**PROMPT:** Pull every line containing the word "this" from the records.

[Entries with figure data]
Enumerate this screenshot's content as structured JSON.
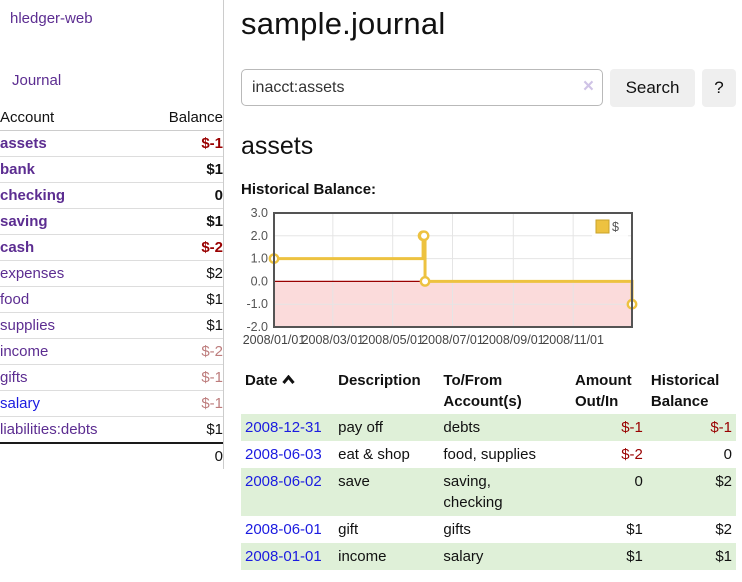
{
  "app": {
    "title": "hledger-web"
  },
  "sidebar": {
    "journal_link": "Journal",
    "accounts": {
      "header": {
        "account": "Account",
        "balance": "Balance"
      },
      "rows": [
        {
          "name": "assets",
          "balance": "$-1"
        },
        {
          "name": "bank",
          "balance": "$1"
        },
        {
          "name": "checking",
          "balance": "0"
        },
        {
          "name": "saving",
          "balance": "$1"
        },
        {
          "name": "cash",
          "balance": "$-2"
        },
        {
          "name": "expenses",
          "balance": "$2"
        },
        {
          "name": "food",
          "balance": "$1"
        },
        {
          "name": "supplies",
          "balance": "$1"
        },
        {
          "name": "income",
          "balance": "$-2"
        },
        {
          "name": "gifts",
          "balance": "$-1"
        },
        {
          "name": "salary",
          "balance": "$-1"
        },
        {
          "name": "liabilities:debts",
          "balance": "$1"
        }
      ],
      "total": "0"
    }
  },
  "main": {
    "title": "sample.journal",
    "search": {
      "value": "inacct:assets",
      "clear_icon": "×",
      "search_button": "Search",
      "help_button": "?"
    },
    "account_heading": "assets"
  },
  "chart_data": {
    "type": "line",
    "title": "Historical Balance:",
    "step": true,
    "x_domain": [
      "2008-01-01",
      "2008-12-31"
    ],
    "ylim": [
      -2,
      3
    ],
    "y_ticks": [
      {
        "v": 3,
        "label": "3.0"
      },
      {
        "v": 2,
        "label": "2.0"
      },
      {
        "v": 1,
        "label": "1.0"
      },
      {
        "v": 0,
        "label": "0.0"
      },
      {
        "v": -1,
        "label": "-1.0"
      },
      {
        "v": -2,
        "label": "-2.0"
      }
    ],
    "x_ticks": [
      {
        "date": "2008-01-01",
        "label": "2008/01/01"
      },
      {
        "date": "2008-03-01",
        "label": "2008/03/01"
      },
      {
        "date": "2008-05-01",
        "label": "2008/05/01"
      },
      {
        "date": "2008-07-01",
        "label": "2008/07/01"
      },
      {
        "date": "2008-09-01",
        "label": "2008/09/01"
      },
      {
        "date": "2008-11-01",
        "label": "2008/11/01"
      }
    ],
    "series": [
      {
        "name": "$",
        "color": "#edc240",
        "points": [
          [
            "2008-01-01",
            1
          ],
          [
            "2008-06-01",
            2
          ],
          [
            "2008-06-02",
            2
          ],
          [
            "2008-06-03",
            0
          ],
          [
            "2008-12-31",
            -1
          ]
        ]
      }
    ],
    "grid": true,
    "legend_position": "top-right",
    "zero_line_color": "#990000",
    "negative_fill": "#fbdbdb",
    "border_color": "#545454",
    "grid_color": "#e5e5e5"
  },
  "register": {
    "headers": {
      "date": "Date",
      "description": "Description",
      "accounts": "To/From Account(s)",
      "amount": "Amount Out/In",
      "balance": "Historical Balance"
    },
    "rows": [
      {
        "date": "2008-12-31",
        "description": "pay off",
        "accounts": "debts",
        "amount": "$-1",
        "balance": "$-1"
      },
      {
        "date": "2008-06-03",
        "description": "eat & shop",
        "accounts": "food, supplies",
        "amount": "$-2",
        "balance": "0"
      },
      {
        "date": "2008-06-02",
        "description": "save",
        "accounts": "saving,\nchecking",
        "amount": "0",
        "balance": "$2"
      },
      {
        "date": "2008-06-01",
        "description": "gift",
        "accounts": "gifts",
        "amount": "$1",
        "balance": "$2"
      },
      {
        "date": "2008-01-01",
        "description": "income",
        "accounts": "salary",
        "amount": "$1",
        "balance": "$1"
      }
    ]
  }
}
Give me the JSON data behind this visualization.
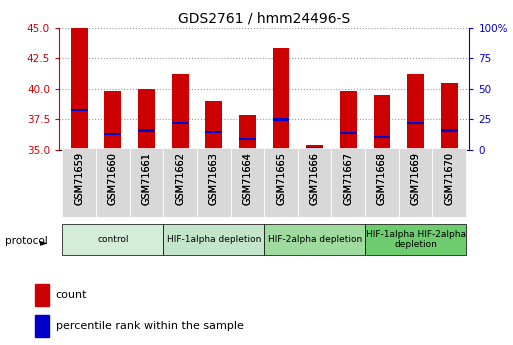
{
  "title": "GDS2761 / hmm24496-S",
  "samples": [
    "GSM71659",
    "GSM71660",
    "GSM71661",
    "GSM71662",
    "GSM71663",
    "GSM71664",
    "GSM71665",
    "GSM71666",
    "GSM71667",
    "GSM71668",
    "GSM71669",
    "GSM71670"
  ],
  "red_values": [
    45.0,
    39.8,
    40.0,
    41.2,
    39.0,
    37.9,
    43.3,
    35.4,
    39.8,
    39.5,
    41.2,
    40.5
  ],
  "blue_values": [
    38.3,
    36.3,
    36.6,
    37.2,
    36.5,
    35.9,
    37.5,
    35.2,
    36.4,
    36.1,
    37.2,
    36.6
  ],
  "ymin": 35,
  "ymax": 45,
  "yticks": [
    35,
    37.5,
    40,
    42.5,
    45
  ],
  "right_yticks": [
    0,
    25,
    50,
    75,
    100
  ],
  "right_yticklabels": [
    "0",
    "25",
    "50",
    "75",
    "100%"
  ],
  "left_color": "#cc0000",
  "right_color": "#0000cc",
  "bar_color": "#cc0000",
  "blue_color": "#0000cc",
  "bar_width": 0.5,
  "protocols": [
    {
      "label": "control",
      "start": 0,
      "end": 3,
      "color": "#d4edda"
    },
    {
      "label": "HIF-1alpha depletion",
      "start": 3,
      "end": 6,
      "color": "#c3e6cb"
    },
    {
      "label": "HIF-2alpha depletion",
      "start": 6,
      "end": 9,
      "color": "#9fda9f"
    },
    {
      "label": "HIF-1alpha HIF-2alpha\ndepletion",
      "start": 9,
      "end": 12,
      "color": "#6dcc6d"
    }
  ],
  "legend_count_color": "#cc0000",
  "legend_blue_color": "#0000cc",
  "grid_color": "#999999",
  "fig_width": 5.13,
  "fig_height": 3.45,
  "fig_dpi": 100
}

**COMPLETE RESPONSE:**
Enumerate this screenshot's content as structured JSON.
Give me the JSON data behind this visualization.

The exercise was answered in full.